--- begin The records ---
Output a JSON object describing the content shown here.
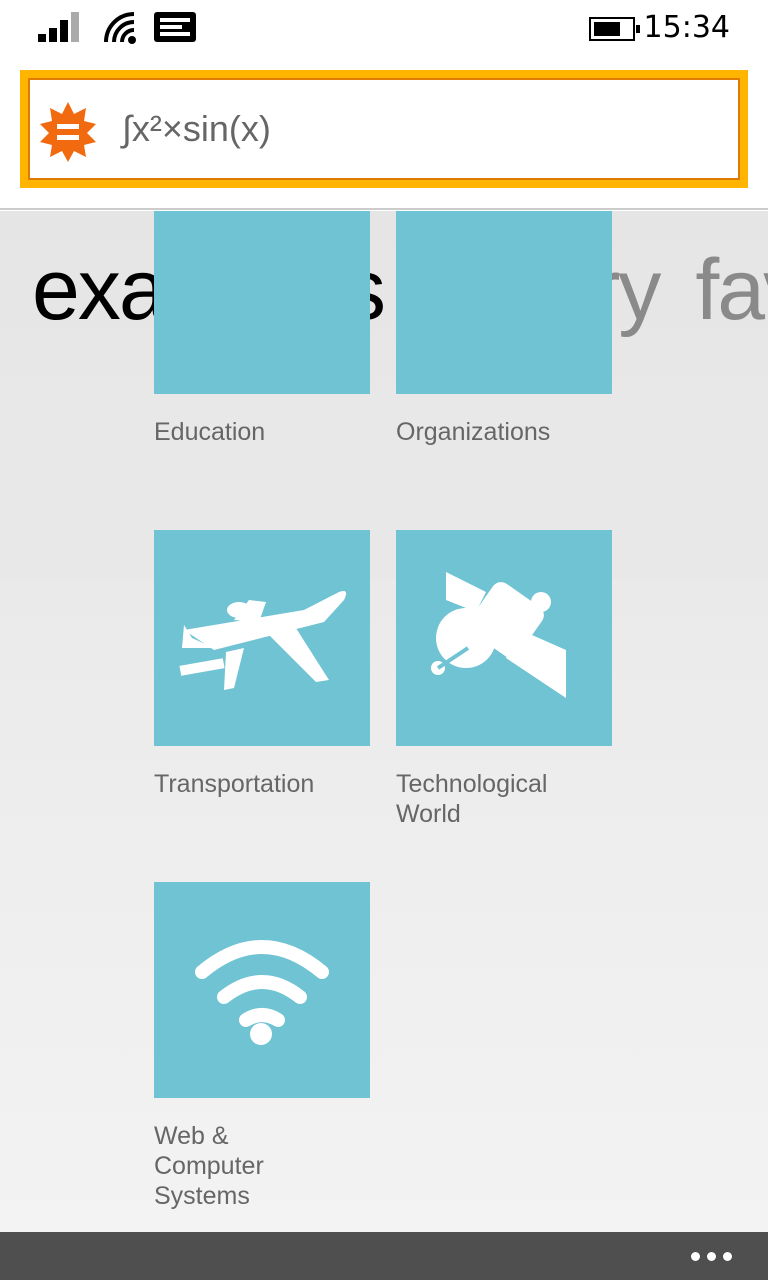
--- end The records ---
--- begin The records ---
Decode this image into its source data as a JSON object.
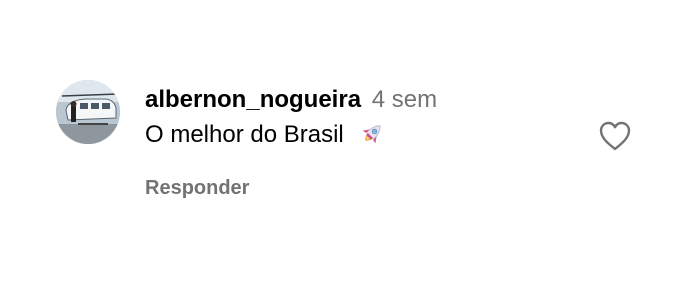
--- end The records ---
--- begin The records ---
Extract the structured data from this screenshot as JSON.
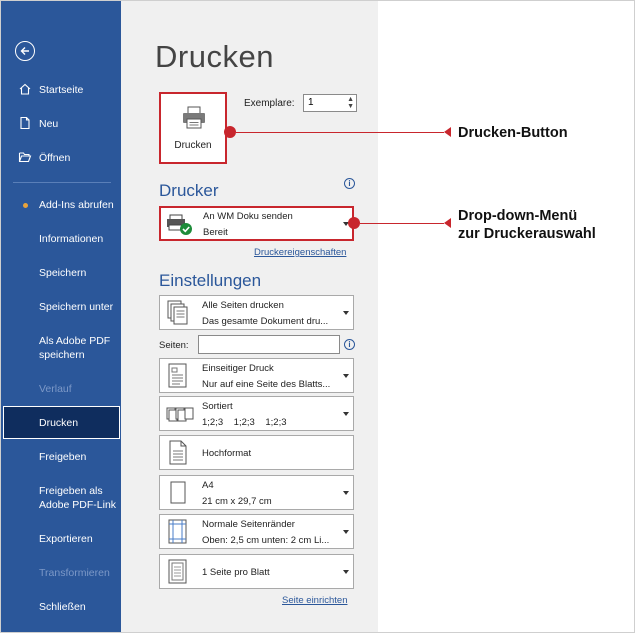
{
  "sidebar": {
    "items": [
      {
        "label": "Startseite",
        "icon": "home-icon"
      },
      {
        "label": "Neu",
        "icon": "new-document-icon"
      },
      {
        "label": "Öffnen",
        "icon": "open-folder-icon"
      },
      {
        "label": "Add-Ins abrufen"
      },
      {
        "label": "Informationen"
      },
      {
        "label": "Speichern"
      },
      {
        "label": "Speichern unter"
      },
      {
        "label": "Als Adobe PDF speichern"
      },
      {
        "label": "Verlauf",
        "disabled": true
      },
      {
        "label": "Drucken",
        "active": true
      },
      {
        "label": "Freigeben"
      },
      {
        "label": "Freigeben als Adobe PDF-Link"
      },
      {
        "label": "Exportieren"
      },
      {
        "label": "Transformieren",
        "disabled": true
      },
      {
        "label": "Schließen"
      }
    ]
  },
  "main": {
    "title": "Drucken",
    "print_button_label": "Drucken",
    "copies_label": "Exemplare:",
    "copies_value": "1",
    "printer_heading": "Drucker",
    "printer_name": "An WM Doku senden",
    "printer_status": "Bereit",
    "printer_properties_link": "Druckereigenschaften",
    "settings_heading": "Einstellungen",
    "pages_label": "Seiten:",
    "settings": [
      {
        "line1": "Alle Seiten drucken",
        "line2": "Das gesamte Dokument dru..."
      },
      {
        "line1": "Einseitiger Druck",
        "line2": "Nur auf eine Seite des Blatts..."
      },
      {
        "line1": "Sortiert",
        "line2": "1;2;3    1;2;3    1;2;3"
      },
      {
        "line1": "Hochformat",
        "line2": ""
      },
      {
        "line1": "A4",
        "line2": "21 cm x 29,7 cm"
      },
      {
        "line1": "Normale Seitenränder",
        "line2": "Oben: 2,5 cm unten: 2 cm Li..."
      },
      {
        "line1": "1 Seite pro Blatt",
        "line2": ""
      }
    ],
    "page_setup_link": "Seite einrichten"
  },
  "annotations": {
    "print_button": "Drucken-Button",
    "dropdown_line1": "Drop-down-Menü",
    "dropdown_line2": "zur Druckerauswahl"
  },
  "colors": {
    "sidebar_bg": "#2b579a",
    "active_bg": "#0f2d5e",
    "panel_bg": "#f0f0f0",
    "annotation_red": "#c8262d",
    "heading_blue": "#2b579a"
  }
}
--- end The records ---
• **Instructions for the task**
Of the lines in the data above, how many contain the word "object"? Give only that figure.

• **Solved problem**
2